● **What needs to be done**
Write out every entry exactly as it stands.

● **Stored records**

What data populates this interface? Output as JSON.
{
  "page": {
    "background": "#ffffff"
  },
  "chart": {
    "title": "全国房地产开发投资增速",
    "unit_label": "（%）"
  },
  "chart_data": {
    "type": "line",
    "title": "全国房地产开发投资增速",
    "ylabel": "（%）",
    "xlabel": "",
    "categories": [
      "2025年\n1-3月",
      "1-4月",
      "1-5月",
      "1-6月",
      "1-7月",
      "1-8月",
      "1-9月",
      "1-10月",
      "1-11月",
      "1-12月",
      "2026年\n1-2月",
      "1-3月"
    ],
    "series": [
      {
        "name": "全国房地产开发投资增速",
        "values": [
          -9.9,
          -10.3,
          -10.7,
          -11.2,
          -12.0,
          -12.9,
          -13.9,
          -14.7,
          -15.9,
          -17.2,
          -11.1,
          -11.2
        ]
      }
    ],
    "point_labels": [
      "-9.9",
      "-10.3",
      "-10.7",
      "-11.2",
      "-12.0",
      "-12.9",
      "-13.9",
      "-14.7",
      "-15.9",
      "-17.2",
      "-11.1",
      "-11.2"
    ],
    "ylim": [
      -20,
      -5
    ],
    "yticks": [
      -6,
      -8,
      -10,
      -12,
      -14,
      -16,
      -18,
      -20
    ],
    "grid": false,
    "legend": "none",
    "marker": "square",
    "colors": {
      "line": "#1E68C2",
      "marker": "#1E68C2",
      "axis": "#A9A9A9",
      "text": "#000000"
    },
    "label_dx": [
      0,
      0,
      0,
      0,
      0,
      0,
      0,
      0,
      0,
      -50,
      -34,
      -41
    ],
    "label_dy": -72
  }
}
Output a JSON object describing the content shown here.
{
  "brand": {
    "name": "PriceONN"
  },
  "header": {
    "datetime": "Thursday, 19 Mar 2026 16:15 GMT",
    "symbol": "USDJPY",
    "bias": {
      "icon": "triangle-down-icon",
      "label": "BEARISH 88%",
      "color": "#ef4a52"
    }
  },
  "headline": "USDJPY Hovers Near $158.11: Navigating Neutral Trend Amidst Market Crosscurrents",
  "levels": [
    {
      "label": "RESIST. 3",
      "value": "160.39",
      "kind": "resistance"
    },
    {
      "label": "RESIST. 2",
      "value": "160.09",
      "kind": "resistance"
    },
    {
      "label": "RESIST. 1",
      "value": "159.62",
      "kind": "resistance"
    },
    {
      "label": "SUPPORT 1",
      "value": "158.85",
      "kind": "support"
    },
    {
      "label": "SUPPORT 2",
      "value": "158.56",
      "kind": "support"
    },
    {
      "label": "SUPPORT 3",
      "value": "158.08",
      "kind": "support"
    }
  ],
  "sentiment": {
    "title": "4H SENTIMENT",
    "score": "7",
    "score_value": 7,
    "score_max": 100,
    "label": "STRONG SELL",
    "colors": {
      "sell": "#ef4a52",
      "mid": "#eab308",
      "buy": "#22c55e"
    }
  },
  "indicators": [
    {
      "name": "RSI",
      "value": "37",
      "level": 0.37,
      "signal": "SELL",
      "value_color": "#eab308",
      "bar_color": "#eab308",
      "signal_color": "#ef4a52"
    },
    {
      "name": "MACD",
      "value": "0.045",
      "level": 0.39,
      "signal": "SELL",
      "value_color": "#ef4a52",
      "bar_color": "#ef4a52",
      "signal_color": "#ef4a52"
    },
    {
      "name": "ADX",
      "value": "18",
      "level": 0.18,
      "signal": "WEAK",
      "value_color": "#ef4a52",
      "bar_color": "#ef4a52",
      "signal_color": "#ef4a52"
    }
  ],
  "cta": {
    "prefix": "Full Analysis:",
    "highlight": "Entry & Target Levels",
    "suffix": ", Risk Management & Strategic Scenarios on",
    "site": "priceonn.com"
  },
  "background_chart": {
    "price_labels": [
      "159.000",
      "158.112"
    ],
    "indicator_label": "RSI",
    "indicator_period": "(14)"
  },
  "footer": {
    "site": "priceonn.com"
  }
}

● **Reply**
What data populates this interface? Output as JSON.
{
  "page": {
    "background": "#ffffff"
  },
  "chart": {
    "title": "全国房地产开发投资增速",
    "unit_label": "（%）"
  },
  "chart_data": {
    "type": "line",
    "title": "全国房地产开发投资增速",
    "ylabel": "（%）",
    "xlabel": "",
    "categories": [
      "2025年\n1-3月",
      "1-4月",
      "1-5月",
      "1-6月",
      "1-7月",
      "1-8月",
      "1-9月",
      "1-10月",
      "1-11月",
      "1-12月",
      "2026年\n1-2月",
      "1-3月"
    ],
    "series": [
      {
        "name": "全国房地产开发投资增速",
        "values": [
          -9.9,
          -10.3,
          -10.7,
          -11.2,
          -12.0,
          -12.9,
          -13.9,
          -14.7,
          -15.9,
          -17.2,
          -11.1,
          -11.2
        ]
      }
    ],
    "point_labels": [
      "-9.9",
      "-10.3",
      "-10.7",
      "-11.2",
      "-12.0",
      "-12.9",
      "-13.9",
      "-14.7",
      "-15.9",
      "-17.2",
      "-11.1",
      "-11.2"
    ],
    "ylim": [
      -20,
      -5
    ],
    "yticks": [
      -6,
      -8,
      -10,
      -12,
      -14,
      -16,
      -18,
      -20
    ],
    "grid": false,
    "legend": "none",
    "marker": "square",
    "colors": {
      "line": "#1E68C2",
      "marker": "#1E68C2",
      "axis": "#A9A9A9",
      "text": "#000000"
    },
    "label_dx": [
      0,
      0,
      0,
      0,
      0,
      0,
      0,
      0,
      0,
      -50,
      -34,
      -41
    ],
    "label_dy": -72
  }
}
Output a JSON object describing the content shown here.
{
  "brand": {
    "name": "PriceONN"
  },
  "header": {
    "datetime": "Thursday, 19 Mar 2026 16:15 GMT",
    "symbol": "USDJPY",
    "bias": {
      "icon": "triangle-down-icon",
      "label": "BEARISH 88%",
      "color": "#ef4a52"
    }
  },
  "headline": "USDJPY Hovers Near $158.11: Navigating Neutral Trend Amidst Market Crosscurrents",
  "levels": [
    {
      "label": "RESIST. 3",
      "value": "160.39",
      "kind": "resistance"
    },
    {
      "label": "RESIST. 2",
      "value": "160.09",
      "kind": "resistance"
    },
    {
      "label": "RESIST. 1",
      "value": "159.62",
      "kind": "resistance"
    },
    {
      "label": "SUPPORT 1",
      "value": "158.85",
      "kind": "support"
    },
    {
      "label": "SUPPORT 2",
      "value": "158.56",
      "kind": "support"
    },
    {
      "label": "SUPPORT 3",
      "value": "158.08",
      "kind": "support"
    }
  ],
  "sentiment": {
    "title": "4H SENTIMENT",
    "score": "7",
    "score_value": 7,
    "score_max": 100,
    "label": "STRONG SELL",
    "colors": {
      "sell": "#ef4a52",
      "mid": "#eab308",
      "buy": "#22c55e"
    }
  },
  "indicators": [
    {
      "name": "RSI",
      "value": "37",
      "level": 0.37,
      "signal": "SELL",
      "value_color": "#eab308",
      "bar_color": "#eab308",
      "signal_color": "#ef4a52"
    },
    {
      "name": "MACD",
      "value": "0.045",
      "level": 0.39,
      "signal": "SELL",
      "value_color": "#ef4a52",
      "bar_color": "#ef4a52",
      "signal_color": "#ef4a52"
    },
    {
      "name": "ADX",
      "value": "18",
      "level": 0.18,
      "signal": "WEAK",
      "value_color": "#ef4a52",
      "bar_color": "#ef4a52",
      "signal_color": "#ef4a52"
    }
  ],
  "cta": {
    "prefix": "Full Analysis:",
    "highlight": "Entry & Target Levels",
    "suffix": ", Risk Management & Strategic Scenarios on",
    "site": "priceonn.com"
  },
  "background_chart": {
    "price_labels": [
      "159.000",
      "158.112"
    ],
    "indicator_label": "RSI",
    "indicator_period": "(14)"
  },
  "footer": {
    "site": "priceonn.com"
  }
}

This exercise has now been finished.